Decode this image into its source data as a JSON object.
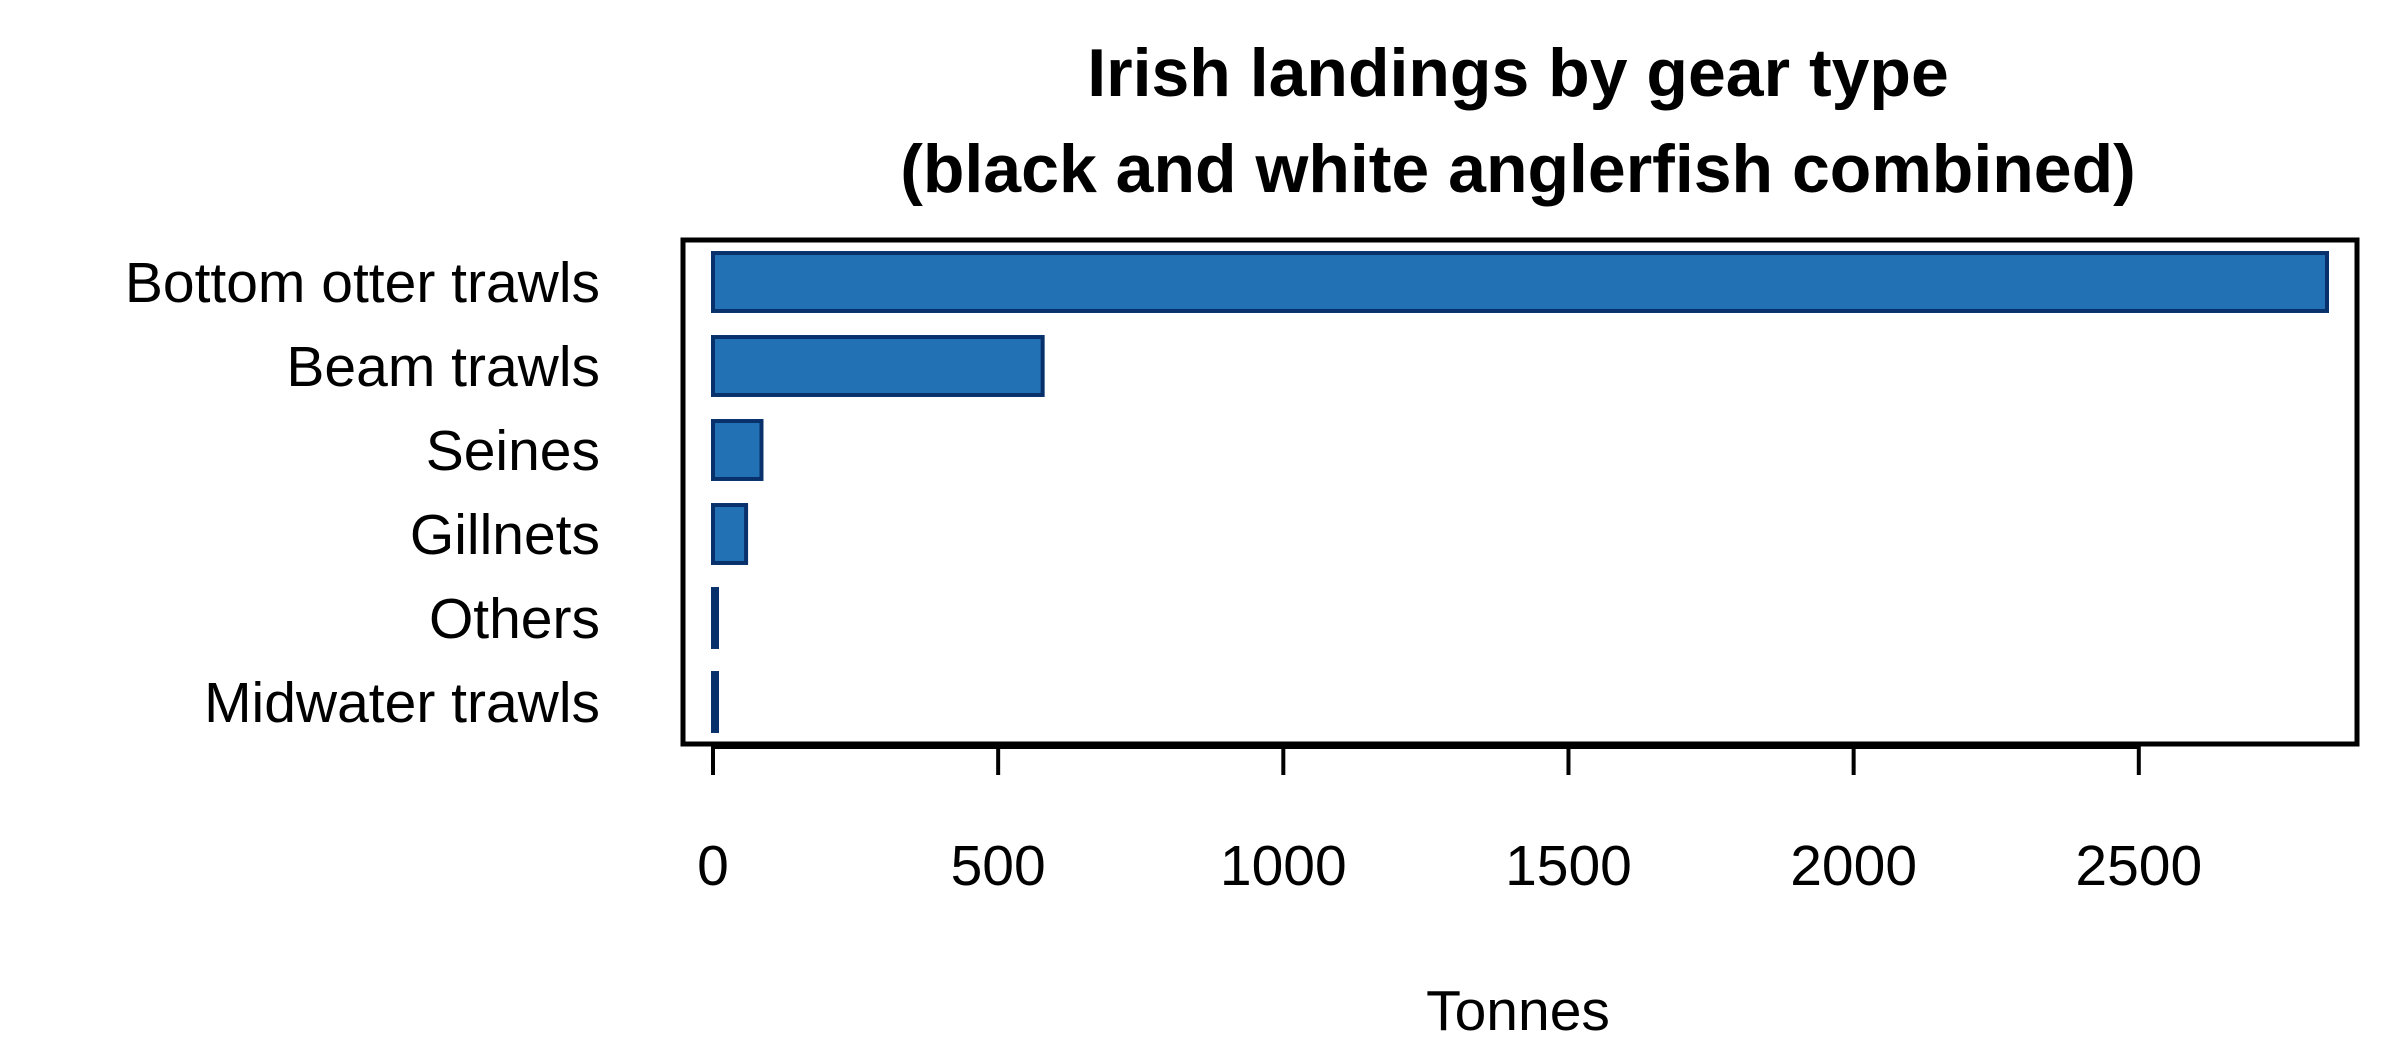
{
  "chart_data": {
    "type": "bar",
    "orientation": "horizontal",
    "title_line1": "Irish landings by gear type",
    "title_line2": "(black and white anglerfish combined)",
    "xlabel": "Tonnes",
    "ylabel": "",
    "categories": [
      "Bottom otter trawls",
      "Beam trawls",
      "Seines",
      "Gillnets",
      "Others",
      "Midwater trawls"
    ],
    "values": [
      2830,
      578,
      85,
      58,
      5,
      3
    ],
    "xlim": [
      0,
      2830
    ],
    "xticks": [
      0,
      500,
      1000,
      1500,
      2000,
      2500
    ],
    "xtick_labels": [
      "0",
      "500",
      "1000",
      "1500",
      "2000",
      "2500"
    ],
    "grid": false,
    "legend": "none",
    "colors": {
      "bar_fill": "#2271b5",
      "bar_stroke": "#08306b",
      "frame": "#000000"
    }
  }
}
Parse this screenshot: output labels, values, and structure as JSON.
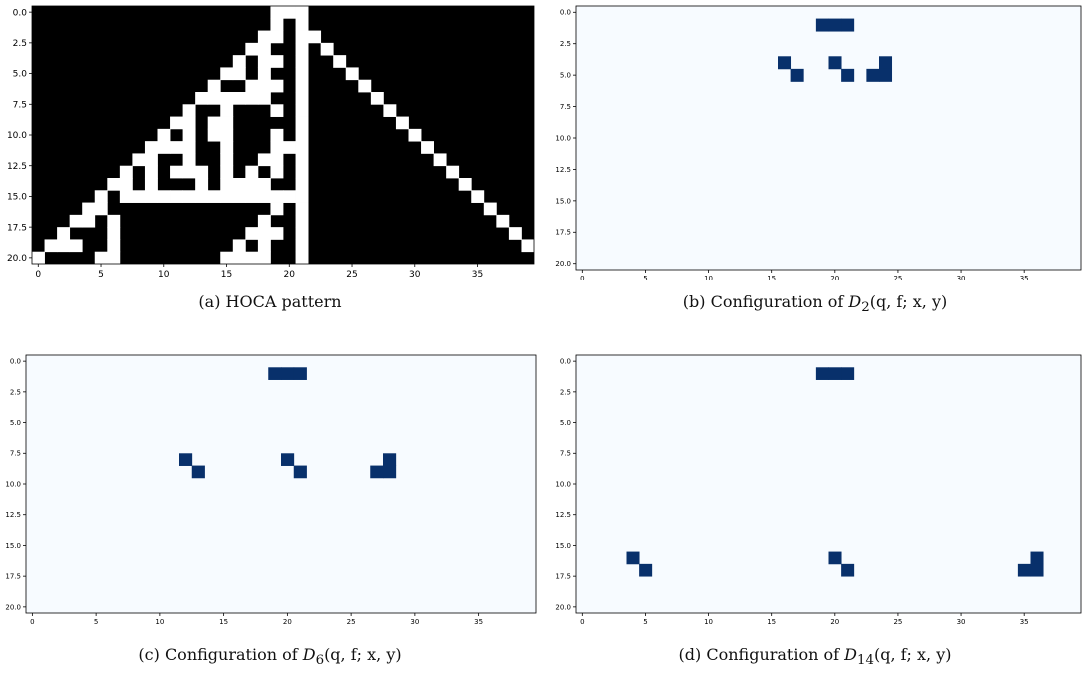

--

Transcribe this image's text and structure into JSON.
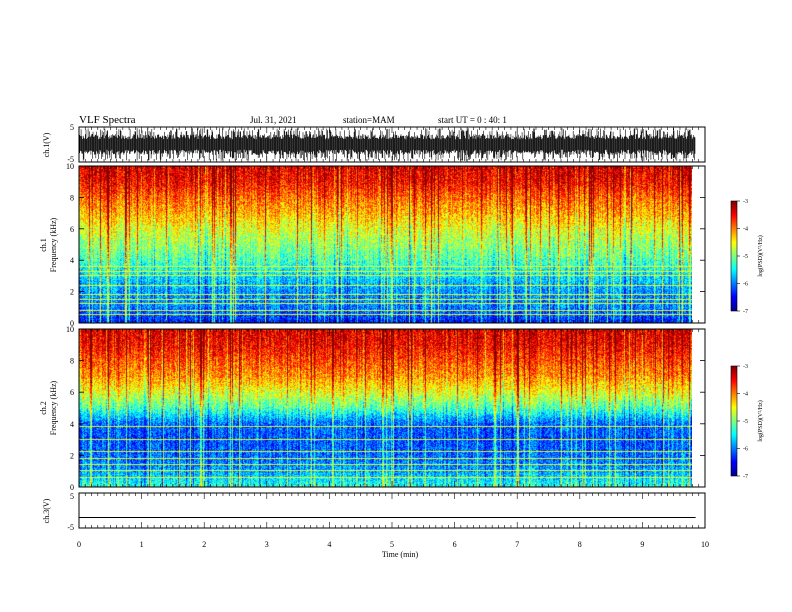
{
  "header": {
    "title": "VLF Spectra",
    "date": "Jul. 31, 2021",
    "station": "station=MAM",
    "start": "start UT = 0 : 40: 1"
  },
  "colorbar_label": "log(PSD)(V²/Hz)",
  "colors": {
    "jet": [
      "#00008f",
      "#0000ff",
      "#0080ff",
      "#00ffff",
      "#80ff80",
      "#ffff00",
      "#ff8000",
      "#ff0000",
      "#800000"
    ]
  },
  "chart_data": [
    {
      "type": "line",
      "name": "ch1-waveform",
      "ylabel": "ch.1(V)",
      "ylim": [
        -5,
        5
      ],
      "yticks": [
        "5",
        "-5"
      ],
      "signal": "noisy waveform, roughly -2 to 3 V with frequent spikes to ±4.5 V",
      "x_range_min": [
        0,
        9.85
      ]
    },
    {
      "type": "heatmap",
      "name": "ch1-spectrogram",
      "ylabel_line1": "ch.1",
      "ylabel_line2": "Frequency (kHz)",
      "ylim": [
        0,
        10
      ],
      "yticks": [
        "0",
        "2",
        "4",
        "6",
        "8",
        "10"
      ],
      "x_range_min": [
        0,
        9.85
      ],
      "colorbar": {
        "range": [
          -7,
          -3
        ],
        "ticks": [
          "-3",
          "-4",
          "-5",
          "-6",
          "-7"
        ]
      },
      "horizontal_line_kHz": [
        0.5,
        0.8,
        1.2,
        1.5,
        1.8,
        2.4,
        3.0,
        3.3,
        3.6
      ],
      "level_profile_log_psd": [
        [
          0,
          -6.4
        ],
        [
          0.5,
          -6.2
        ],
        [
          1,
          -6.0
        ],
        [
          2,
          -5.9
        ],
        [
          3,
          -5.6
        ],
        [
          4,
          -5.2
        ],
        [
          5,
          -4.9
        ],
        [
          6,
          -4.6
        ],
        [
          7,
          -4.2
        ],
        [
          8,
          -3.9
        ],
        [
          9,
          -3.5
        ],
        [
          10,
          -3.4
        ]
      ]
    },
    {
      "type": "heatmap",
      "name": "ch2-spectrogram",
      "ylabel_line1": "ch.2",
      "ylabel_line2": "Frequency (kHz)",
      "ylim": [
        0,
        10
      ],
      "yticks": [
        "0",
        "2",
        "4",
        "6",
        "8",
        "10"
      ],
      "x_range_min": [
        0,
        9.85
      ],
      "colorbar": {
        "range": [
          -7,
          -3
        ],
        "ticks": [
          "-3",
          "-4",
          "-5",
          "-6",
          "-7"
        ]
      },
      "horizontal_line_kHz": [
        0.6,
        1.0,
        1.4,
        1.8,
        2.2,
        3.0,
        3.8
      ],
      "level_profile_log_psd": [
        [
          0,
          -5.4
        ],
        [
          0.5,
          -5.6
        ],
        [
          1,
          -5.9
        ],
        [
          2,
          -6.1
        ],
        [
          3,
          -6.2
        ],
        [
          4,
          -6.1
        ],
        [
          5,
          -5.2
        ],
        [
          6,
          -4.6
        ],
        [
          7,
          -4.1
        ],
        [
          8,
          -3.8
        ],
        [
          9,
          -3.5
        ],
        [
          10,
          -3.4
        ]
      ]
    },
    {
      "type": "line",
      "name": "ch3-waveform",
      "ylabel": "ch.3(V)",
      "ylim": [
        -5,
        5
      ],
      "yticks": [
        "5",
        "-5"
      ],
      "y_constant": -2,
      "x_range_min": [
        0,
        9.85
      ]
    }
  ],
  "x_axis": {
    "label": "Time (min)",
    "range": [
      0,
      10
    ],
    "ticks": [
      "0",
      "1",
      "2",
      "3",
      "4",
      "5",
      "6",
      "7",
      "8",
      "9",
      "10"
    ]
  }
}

* * *

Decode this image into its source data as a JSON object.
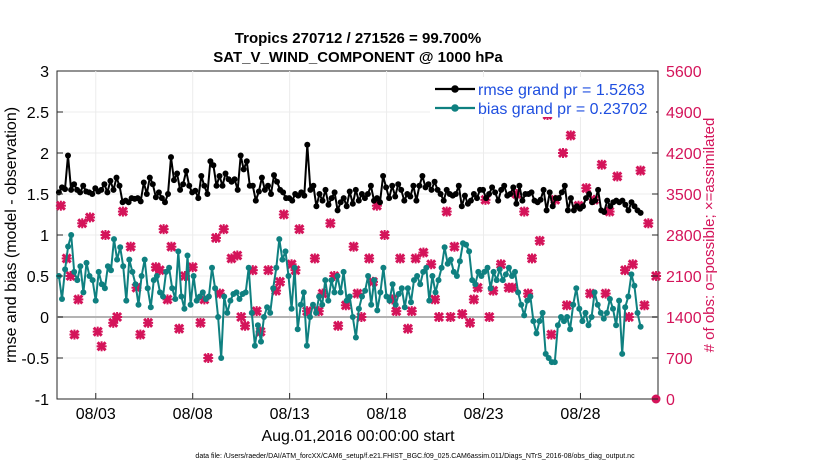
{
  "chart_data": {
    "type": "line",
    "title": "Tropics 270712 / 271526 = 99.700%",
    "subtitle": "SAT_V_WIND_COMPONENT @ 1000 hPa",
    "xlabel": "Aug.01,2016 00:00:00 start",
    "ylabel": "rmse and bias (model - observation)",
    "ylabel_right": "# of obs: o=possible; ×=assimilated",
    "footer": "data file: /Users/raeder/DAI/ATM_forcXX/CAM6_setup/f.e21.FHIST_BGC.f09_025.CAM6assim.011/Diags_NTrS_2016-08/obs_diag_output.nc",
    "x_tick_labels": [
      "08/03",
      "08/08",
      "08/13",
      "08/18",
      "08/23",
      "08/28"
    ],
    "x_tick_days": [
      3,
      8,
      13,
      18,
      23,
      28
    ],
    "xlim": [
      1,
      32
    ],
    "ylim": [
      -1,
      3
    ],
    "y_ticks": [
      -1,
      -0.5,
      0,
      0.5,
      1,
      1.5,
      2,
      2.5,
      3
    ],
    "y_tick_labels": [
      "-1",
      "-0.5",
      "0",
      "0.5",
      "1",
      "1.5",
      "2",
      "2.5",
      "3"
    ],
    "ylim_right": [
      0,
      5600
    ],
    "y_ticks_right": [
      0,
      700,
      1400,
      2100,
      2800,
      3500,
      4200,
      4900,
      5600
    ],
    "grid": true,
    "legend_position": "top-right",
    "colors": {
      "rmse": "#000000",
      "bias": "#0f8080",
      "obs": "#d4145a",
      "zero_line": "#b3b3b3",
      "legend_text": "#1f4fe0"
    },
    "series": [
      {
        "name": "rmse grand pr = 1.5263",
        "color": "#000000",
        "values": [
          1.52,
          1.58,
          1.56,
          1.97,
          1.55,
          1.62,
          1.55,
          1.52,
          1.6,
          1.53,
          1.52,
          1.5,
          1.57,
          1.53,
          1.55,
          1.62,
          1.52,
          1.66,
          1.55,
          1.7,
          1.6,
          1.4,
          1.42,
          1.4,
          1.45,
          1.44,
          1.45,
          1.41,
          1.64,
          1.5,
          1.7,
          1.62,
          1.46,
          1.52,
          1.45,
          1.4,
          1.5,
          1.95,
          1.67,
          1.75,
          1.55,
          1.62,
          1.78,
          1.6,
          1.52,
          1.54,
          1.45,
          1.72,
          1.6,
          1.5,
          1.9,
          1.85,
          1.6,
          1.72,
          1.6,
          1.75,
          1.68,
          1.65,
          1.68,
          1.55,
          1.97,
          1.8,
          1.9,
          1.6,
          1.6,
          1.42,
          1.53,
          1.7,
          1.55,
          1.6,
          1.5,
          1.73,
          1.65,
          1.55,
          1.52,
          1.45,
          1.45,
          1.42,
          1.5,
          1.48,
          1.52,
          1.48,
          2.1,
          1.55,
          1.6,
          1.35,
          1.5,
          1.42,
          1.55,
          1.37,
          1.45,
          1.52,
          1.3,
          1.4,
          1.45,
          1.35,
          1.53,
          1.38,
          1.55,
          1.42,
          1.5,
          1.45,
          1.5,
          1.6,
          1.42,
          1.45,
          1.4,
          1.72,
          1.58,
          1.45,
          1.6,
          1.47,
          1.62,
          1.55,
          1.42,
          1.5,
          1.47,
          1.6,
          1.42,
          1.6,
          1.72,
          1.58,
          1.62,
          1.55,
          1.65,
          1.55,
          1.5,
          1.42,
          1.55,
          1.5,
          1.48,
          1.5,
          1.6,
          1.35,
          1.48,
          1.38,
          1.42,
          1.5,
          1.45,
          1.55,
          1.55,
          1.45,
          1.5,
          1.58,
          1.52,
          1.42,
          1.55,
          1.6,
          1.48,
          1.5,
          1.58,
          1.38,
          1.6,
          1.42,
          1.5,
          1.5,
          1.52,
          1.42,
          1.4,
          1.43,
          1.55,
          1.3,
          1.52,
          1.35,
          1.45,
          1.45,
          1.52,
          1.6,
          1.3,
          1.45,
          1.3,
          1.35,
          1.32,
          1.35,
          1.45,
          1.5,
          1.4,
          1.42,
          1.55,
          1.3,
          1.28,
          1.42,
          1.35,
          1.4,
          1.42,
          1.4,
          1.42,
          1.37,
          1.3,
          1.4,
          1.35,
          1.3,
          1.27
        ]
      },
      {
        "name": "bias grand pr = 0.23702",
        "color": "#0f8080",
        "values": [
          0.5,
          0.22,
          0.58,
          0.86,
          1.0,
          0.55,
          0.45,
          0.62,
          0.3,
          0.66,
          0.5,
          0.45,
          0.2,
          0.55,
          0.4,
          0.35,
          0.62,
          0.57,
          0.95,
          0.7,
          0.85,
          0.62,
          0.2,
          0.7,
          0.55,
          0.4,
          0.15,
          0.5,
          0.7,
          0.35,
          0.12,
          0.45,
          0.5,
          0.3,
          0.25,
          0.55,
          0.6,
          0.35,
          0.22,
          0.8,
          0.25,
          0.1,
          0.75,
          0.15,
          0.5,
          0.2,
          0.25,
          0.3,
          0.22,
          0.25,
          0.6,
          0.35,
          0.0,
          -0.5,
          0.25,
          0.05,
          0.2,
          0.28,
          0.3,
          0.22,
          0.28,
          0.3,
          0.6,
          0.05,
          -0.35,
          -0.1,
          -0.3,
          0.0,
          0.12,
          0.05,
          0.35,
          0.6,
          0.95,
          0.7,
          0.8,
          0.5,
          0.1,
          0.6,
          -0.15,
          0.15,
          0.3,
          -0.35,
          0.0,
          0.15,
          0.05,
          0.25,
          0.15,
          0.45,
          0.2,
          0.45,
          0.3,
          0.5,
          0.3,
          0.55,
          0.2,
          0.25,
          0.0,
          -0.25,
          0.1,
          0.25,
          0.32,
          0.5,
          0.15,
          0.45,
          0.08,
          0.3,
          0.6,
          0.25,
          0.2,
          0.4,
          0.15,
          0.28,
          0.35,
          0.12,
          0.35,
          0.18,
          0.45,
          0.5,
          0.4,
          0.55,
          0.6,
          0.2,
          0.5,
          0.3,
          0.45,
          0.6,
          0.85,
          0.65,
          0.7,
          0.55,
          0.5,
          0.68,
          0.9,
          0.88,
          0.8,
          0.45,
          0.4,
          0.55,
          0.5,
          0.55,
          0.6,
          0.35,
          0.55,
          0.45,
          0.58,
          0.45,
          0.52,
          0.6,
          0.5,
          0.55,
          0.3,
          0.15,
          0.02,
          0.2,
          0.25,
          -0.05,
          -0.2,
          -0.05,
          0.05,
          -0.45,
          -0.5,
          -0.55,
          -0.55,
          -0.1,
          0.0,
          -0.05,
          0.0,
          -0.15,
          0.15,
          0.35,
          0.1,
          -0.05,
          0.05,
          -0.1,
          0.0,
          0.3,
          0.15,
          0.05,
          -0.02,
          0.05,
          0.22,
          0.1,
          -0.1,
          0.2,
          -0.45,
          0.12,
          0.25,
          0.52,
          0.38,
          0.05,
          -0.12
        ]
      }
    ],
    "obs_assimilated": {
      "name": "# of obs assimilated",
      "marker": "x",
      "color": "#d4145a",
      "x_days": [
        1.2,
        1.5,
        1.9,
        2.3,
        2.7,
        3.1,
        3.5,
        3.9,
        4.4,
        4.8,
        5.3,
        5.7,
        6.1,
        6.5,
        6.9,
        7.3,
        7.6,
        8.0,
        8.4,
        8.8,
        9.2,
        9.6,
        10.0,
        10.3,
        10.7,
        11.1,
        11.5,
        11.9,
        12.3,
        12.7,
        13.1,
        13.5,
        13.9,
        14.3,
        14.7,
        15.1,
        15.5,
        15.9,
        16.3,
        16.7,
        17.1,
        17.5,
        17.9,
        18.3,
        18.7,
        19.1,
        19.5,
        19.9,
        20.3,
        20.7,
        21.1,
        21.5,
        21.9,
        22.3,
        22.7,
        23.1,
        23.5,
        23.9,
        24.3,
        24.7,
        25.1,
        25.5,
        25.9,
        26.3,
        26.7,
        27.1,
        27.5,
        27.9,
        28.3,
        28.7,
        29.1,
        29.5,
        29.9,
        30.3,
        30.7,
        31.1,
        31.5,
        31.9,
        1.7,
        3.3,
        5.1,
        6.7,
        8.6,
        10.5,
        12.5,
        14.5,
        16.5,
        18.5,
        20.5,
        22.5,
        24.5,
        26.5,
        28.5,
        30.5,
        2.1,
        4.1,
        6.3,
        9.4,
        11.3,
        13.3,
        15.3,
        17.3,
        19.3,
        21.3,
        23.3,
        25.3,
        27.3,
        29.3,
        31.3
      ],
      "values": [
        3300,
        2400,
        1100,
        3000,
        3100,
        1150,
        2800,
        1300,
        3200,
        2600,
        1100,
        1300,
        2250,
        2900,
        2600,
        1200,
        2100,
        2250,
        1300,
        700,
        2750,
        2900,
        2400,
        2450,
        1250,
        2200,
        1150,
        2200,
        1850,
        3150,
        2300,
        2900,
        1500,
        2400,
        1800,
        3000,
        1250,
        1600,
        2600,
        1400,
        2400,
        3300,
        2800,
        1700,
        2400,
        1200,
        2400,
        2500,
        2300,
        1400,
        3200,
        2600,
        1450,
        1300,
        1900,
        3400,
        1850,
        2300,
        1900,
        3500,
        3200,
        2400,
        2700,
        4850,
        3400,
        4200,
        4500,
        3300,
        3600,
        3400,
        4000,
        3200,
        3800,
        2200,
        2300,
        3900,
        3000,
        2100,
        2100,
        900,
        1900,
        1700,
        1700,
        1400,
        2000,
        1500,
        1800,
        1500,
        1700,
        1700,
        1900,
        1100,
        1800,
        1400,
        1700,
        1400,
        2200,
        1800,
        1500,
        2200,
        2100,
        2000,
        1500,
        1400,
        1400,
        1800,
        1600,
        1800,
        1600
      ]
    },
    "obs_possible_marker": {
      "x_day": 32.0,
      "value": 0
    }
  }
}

#### BRIEF:
Determine how many lines in the data above contain the string "name". Give nothing except the number.

#### ANSWER TO THE EXERCISE:
7